*Objective*: Write out the whole listing again, exactly as given.

Data excerpts
-- Start --
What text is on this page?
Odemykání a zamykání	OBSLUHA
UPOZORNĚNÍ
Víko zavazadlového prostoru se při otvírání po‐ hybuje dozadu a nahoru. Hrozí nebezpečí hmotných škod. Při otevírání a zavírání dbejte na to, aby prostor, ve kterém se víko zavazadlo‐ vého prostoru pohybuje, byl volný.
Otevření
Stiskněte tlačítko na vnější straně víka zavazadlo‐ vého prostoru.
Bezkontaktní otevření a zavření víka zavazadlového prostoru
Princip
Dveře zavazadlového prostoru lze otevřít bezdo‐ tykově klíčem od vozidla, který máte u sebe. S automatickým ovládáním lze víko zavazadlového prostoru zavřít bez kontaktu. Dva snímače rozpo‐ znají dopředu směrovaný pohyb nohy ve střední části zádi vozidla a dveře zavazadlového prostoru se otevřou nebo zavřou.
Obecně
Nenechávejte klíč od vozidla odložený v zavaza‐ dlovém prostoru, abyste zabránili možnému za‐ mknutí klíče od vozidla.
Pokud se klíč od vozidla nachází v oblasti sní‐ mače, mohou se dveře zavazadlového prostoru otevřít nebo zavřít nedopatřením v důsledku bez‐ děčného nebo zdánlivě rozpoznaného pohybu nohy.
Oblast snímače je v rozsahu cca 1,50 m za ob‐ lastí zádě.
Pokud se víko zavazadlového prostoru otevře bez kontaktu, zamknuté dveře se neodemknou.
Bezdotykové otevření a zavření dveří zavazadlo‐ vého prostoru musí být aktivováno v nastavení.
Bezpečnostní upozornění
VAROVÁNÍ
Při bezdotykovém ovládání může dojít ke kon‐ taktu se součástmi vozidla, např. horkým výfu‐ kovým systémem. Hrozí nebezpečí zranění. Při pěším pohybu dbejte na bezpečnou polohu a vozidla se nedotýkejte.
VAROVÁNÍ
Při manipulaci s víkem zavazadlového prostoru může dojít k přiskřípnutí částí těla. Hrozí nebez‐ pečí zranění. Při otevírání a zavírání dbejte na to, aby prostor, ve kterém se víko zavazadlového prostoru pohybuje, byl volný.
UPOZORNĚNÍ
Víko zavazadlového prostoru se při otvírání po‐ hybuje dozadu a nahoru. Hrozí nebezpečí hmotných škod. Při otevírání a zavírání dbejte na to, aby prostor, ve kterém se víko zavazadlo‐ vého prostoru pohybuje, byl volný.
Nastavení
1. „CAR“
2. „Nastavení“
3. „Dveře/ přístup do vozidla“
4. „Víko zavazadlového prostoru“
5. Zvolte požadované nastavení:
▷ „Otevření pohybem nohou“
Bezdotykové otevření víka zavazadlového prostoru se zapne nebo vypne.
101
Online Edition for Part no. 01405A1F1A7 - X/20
-- End --
*Correct result*:
What text is on this page?
Odemykání a zamykání	OBSLUHA
UPOZORNĚNÍ
Víko zavazadlového prostoru se při otvírání po‐ hybuje dozadu a nahoru. Hrozí nebezpečí hmotných škod. Při otevírání a zavírání dbejte na to, aby prostor, ve kterém se víko zavazadlo‐ vého prostoru pohybuje, byl volný.
Otevření
Stiskněte tlačítko na vnější straně víka zavazadlo‐ vého prostoru.
Bezkontaktní otevření a zavření víka zavazadlového prostoru
Princip
Dveře zavazadlového prostoru lze otevřít bezdo‐ tykově klíčem od vozidla, který máte u sebe. S automatickým ovládáním lze víko zavazadlového prostoru zavřít bez kontaktu. Dva snímače rozpo‐ znají dopředu směrovaný pohyb nohy ve střední části zádi vozidla a dveře zavazadlového prostoru se otevřou nebo zavřou.
Obecně
Nenechávejte klíč od vozidla odložený v zavaza‐ dlovém prostoru, abyste zabránili možnému za‐ mknutí klíče od vozidla.
Pokud se klíč od vozidla nachází v oblasti sní‐ mače, mohou se dveře zavazadlového prostoru otevřít nebo zavřít nedopatřením v důsledku bez‐ děčného nebo zdánlivě rozpoznaného pohybu nohy.
Oblast snímače je v rozsahu cca 1,50 m za ob‐ lastí zádě.
Pokud se víko zavazadlového prostoru otevře bez kontaktu, zamknuté dveře se neodemknou.
Bezdotykové otevření a zavření dveří zavazadlo‐ vého prostoru musí být aktivováno v nastavení.
Bezpečnostní upozornění
VAROVÁNÍ
Při bezdotykovém ovládání může dojít ke kon‐ taktu se součástmi vozidla, např. horkým výfu‐ kovým systémem. Hrozí nebezpečí zranění. Při pěším pohybu dbejte na bezpečnou polohu a vozidla se nedotýkejte.
VAROVÁNÍ
Při manipulaci s víkem zavazadlového prostoru může dojít k přiskřípnutí částí těla. Hrozí nebez‐ pečí zranění. Při otevírání a zavírání dbejte na to, aby prostor, ve kterém se víko zavazadlového prostoru pohybuje, byl volný.
UPOZORNĚNÍ
Víko zavazadlového prostoru se při otvírání po‐ hybuje dozadu a nahoru. Hrozí nebezpečí hmotných škod. Při otevírání a zavírání dbejte na to, aby prostor, ve kterém se víko zavazadlo‐ vého prostoru pohybuje, byl volný.
Nastavení
1. „CAR“
2. „Nastavení“
3. „Dveře/ přístup do vozidla“
4. „Víko zavazadlového prostoru“
5. Zvolte požadované nastavení:
▷ „Otevření pohybem nohou“
Bezdotykové otevření víka zavazadlového prostoru se zapne nebo vypne.
101
Online Edition for Part no. 01405A1F1A7 - X/20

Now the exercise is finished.